Items from a figure collection
-- begin --
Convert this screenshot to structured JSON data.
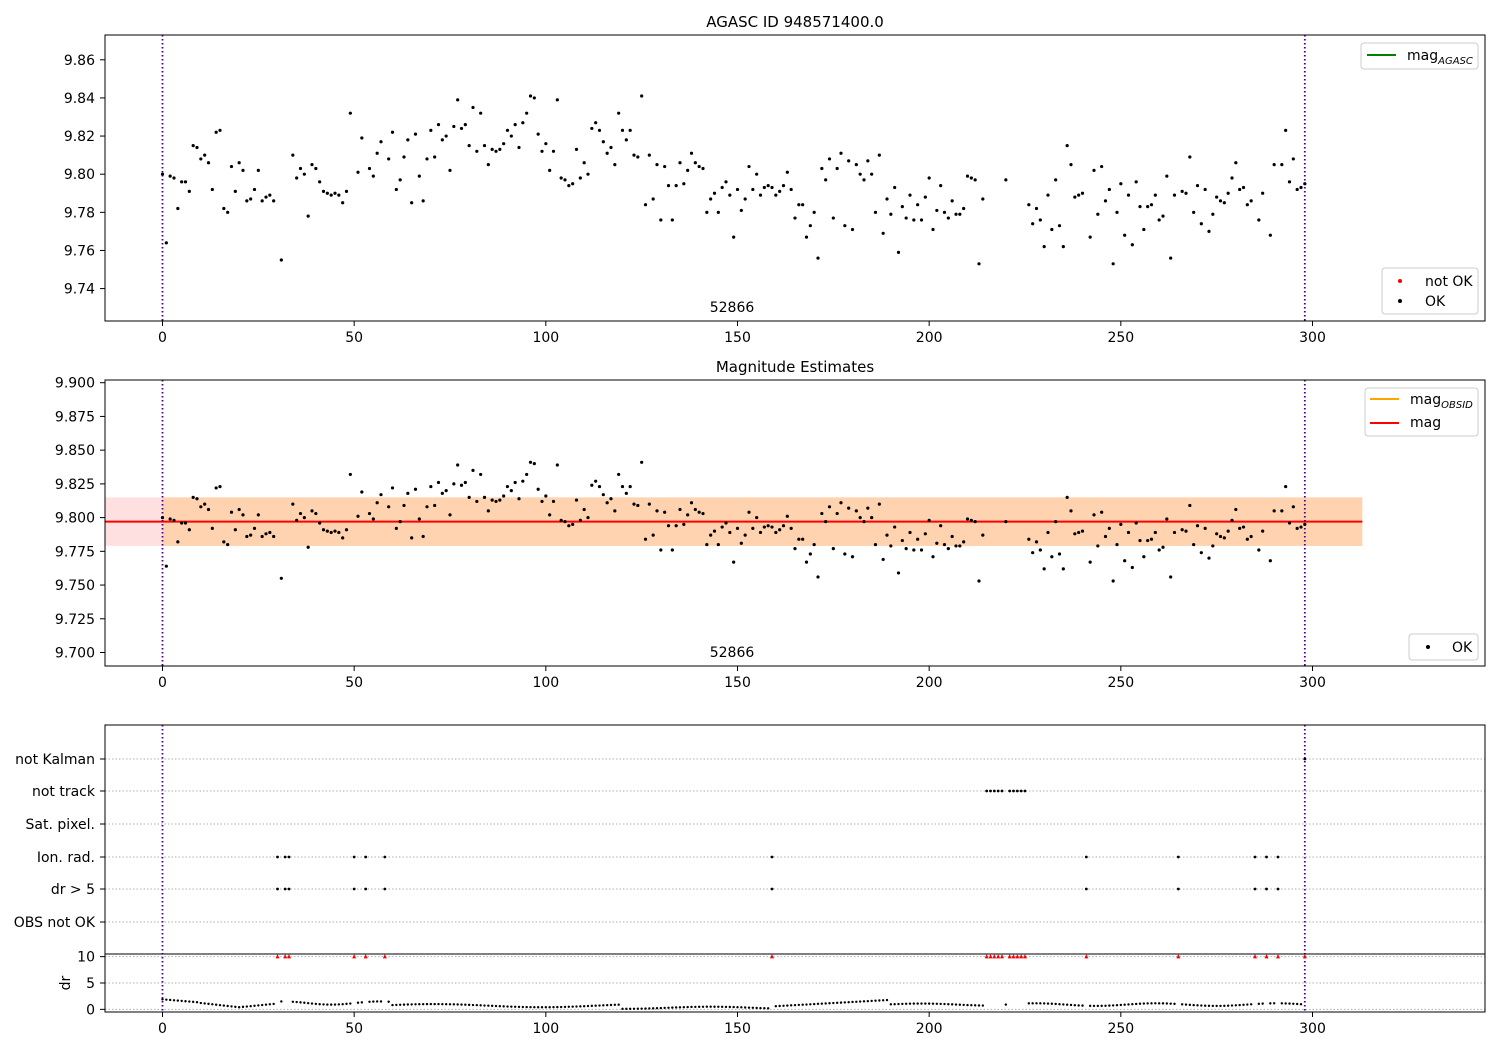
{
  "chart_data": [
    {
      "type": "scatter",
      "title": "AGASC ID 948571400.0",
      "annotation": "52866",
      "xlim": [
        -15,
        345
      ],
      "ylim": [
        9.723,
        9.873
      ],
      "xticks": [
        0,
        50,
        100,
        150,
        200,
        250,
        300
      ],
      "yticks": [
        9.74,
        9.76,
        9.78,
        9.8,
        9.82,
        9.84,
        9.86
      ],
      "ytick_labels": [
        "9.74",
        "9.76",
        "9.78",
        "9.80",
        "9.82",
        "9.84",
        "9.86"
      ],
      "vlines": [
        0,
        298
      ],
      "legend_top": {
        "label_base": "mag",
        "label_sub": "AGASC",
        "color": "#008000"
      },
      "legend_bottom": [
        {
          "label": "not OK",
          "color": "#ff0000"
        },
        {
          "label": "OK",
          "color": "#000000"
        }
      ]
    },
    {
      "type": "scatter",
      "title": "Magnitude Estimates",
      "annotation": "52866",
      "xlim": [
        -15,
        345
      ],
      "ylim": [
        9.69,
        9.902
      ],
      "xticks": [
        0,
        50,
        100,
        150,
        200,
        250,
        300
      ],
      "yticks": [
        9.7,
        9.725,
        9.75,
        9.775,
        9.8,
        9.825,
        9.85,
        9.875,
        9.9
      ],
      "ytick_labels": [
        "9.700",
        "9.725",
        "9.750",
        "9.775",
        "9.800",
        "9.825",
        "9.850",
        "9.875",
        "9.900"
      ],
      "vlines": [
        0,
        298
      ],
      "mag": 9.797,
      "mag_band": [
        9.779,
        9.815
      ],
      "band_x": [
        -15,
        313
      ],
      "obsid_band_x": [
        0,
        313
      ],
      "legend_top": [
        {
          "label_base": "mag",
          "label_sub": "OBSID",
          "color": "#ffa500"
        },
        {
          "label_base": "mag",
          "label_sub": "",
          "color": "#ff0000"
        }
      ],
      "legend_bottom": [
        {
          "label": "OK",
          "color": "#000000"
        }
      ]
    },
    {
      "type": "scatter",
      "xlim": [
        -15,
        345
      ],
      "xticks": [
        0,
        50,
        100,
        150,
        200,
        250,
        300
      ],
      "flag_categories": [
        "not Kalman",
        "not track",
        "Sat. pixel.",
        "Ion. rad.",
        "dr > 5",
        "OBS not OK"
      ],
      "flag_points": {
        "not Kalman": [
          298
        ],
        "not track": [
          215,
          216,
          217,
          218,
          219,
          221,
          222,
          223,
          224,
          225
        ],
        "Sat. pixel.": [],
        "Ion. rad.": [
          30,
          32,
          33,
          50,
          53,
          58,
          159,
          241,
          265,
          285,
          288,
          291
        ],
        "dr > 5": [
          30,
          32,
          33,
          50,
          53,
          58,
          159,
          241,
          265,
          285,
          288,
          291
        ],
        "OBS not OK": []
      },
      "dr_ylabel": "dr",
      "dr_ylim": [
        -0.5,
        10.5
      ],
      "dr_yticks": [
        0,
        5,
        10
      ],
      "dr_ytick_labels": [
        "0",
        "5",
        "10"
      ],
      "dr_clipped_x": [
        30,
        32,
        33,
        50,
        53,
        58,
        159,
        215,
        216,
        217,
        218,
        219,
        221,
        222,
        223,
        224,
        225,
        241,
        265,
        285,
        288,
        291,
        298
      ]
    }
  ]
}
-- end --
Identify each line in the records above that contains the word "title", and copy it out in full.

      "title": "AGASC ID 948571400.0",
      "title": "Magnitude Estimates",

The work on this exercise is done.